O lado obscuro de Erasmus

O lado obscuro de Erasmus

11 de Março, 2021 0 Por Diogo Teixeira

Data: 07 de Janeiro de 2021

Quem nunca ouviu falar bem de Erasmus e de todas as suas vantagens? Da descoberta, da aprendizagem, da independência, da aventura – isto é o que toda a gente passa da sua experiência internacional e não deixa de ser verdade. Contudo, tal como em tudo, existe um lado negro que não é falado de todo por ninguém. Esse lado negro esteve em cada vez mais evidência desde o início da pandemia.

Este desabafo não serve para denegrir o programa Erasmus, nem muito menos para desmotivar alguém que queira viver esta experiência. Serve apenas para relatar o lado obscuro – o que se passa por trás das cortinas e o que vai na nossa cabeça muitas vezes. Serve para falar sobre a adrenalina intensa que muitas vezes passa para a irracionalidade. Serve para alertar do perigo que infelizmente existe, principalmente nos dias de hoje.

....

→ **QUESTÕES SOBRE O MATERIAL**:
a) No texto sobre o Erasmus, reescreva o trecho que vai de "11 de Março, 2021" até "dias de hoje.", substituindo "lado negro" por "lado sombrio".
b) Resuma o parágrafo do texto sobre o Erasmus que começa por "Este desabafo não serve", mantendo os factos principais.
c) Segundo o texto sobre o Erasmus, desde quando é que o lado negro esteve cada vez mais em evidência?
Os itens apresentados a seguir provêm de outra fonte.

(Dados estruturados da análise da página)
....

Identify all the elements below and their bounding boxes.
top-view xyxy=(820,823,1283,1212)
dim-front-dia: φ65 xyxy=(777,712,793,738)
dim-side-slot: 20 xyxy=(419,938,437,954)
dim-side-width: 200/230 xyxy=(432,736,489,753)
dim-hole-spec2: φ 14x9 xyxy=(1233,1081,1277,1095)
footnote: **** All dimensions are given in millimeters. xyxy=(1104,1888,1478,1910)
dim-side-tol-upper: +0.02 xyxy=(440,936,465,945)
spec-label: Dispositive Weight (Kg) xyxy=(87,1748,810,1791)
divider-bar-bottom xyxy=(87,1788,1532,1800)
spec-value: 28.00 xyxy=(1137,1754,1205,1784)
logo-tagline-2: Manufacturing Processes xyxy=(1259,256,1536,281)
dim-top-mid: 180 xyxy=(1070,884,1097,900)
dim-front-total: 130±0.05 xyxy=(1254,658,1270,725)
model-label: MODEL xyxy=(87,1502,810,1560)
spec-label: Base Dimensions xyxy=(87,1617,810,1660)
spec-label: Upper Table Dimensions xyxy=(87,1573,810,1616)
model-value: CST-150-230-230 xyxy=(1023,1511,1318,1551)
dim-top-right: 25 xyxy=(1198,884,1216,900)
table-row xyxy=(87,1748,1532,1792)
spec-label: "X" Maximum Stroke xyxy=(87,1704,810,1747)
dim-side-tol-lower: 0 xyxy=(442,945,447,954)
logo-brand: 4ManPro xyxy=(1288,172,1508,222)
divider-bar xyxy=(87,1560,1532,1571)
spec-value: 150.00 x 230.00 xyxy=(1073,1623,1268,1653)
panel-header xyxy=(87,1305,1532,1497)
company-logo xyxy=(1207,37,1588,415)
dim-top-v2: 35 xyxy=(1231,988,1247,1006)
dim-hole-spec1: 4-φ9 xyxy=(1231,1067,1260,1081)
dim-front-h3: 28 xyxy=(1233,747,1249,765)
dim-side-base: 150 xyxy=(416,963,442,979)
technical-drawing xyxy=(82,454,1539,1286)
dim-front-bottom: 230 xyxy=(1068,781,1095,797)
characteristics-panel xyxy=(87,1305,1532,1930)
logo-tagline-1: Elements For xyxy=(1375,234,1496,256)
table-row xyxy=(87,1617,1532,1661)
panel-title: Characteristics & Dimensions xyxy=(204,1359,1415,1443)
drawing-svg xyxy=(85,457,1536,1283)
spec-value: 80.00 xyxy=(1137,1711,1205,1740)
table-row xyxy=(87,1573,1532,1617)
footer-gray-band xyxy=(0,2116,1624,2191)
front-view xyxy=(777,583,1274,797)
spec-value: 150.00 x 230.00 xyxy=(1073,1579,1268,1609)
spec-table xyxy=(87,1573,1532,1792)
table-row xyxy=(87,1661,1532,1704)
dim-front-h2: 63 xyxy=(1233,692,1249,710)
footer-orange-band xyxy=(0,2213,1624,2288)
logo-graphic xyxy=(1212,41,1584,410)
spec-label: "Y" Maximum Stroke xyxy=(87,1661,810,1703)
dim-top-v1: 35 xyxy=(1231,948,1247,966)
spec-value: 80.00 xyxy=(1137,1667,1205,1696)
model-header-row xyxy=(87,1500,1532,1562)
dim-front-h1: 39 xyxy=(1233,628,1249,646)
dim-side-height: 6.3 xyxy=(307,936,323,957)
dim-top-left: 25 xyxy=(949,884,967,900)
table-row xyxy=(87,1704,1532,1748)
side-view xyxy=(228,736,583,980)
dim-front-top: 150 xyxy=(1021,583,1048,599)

....

→ **RESPOSTAS DO EXERCÍCIO**:
a)
11 de Março, 2021 0 Por Diogo Teixeira

Data: 07 de Janeiro de 2021

Quem nunca ouviu falar bem de Erasmus e de todas as suas vantagens? Da descoberta, da aprendizagem, da independência, da aventura – isto é o que toda a gente passa da sua experiência internacional e não deixa de ser verdade. Contudo, tal como em tudo, existe um lado sombrio que não é falado de todo por ninguém. Esse lado sombrio esteve em cada vez mais evidência desde o início da pandemia.

Este desabafo não serve para denegrir o programa Erasmus, nem muito menos para desmotivar alguém que queira viver esta experiência. Serve apenas para relatar o lado obscuro – o que se passa por trás das cortinas e o que vai na nossa cabeça muitas vezes. Serve para falar sobre a adrenalina intensa que muitas vezes passa para a irracionalidade. Serve para alertar do perigo que infelizmente existe, principalmente nos dias de hoje.

b) O desabafo não pretende criticar o programa Erasmus nem desmotivar quem o queira viver. Pretende apenas relatar o lado obscuro da experiência: o que acontece por trás das cortinas e o que passa pela cabeça de quem a vive. Fala também da adrenalina intensa que muitas vezes se torna irracionalidade e alerta para o perigo que existe, sobretudo nos dias de hoje.

c) Desde o início da pandemia.